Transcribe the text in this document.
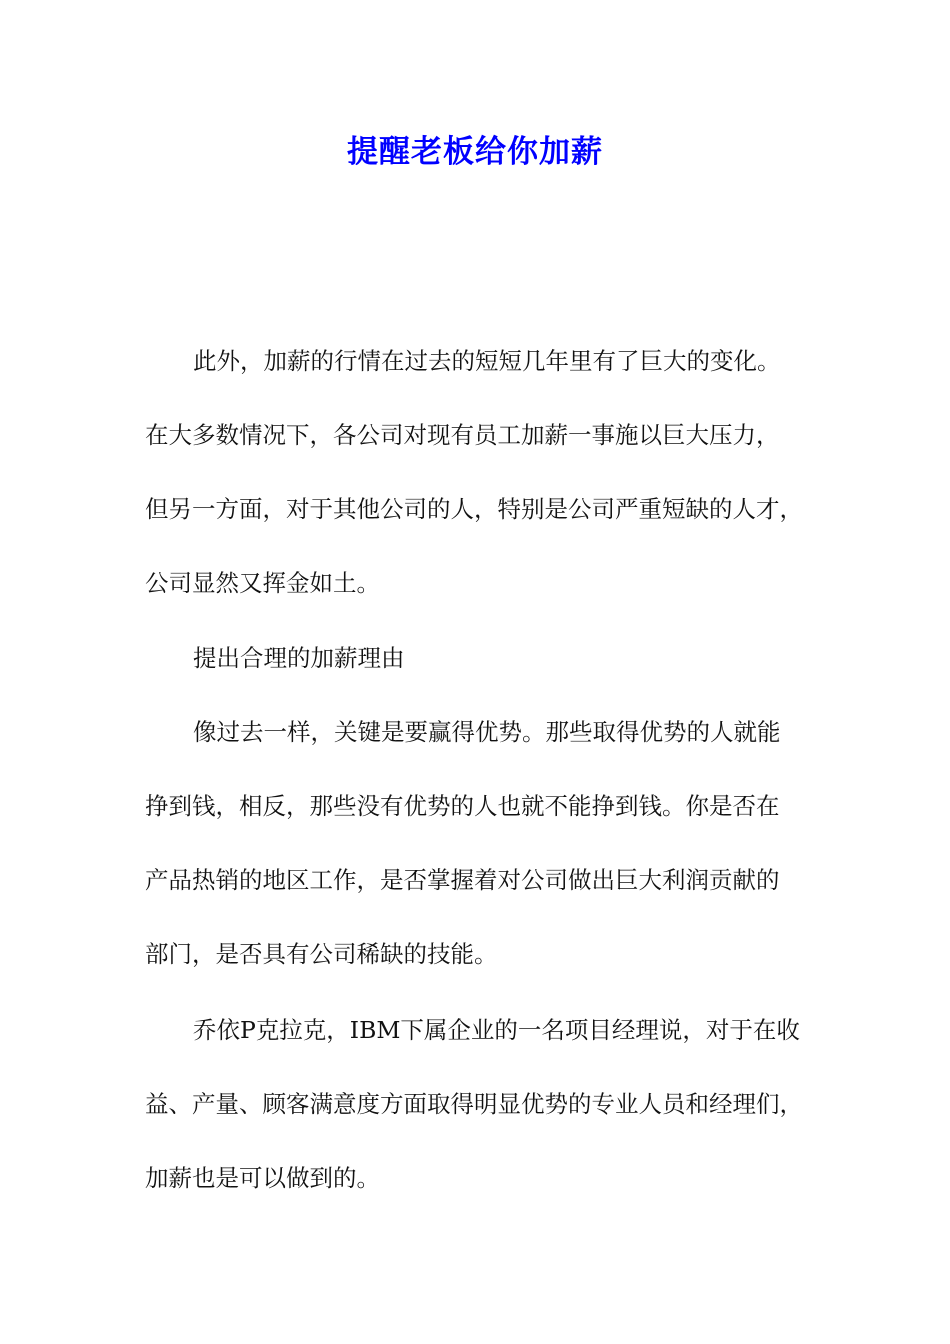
提醒老板给你加薪

此外，加薪的行情在过去的短短几年里有了巨大的变化。

在大多数情况下，各公司对现有员工加薪一事施以巨大压力，

但另一方面，对于其他公司的人，特别是公司严重短缺的人才，

公司显然又挥金如土。

提出合理的加薪理由

像过去一样，关键是要赢得优势。那些取得优势的人就能

挣到钱，相反，那些没有优势的人也就不能挣到钱。你是否在

产品热销的地区工作，是否掌握着对公司做出巨大利润贡献的

部门，是否具有公司稀缺的技能。

乔依P克拉克，IBM下属企业的一名项目经理说，对于在收

益、产量、顾客满意度方面取得明显优势的专业人员和经理们，

加薪也是可以做到的。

━━━━━━━━━━━━━━━━━━━━

→ **Problem requirements**
Reproduce the data word for word, excluding its pictures.

→ **Solution for this problem**
Transcribe the text in this document.
提醒老板给你加薪

此外，加薪的行情在过去的短短几年里有了巨大的变化。

在大多数情况下，各公司对现有员工加薪一事施以巨大压力，

但另一方面，对于其他公司的人，特别是公司严重短缺的人才，

公司显然又挥金如土。

提出合理的加薪理由

像过去一样，关键是要赢得优势。那些取得优势的人就能

挣到钱，相反，那些没有优势的人也就不能挣到钱。你是否在

产品热销的地区工作，是否掌握着对公司做出巨大利润贡献的

部门，是否具有公司稀缺的技能。

乔依P克拉克，IBM下属企业的一名项目经理说，对于在收

益、产量、顾客满意度方面取得明显优势的专业人员和经理们，

加薪也是可以做到的。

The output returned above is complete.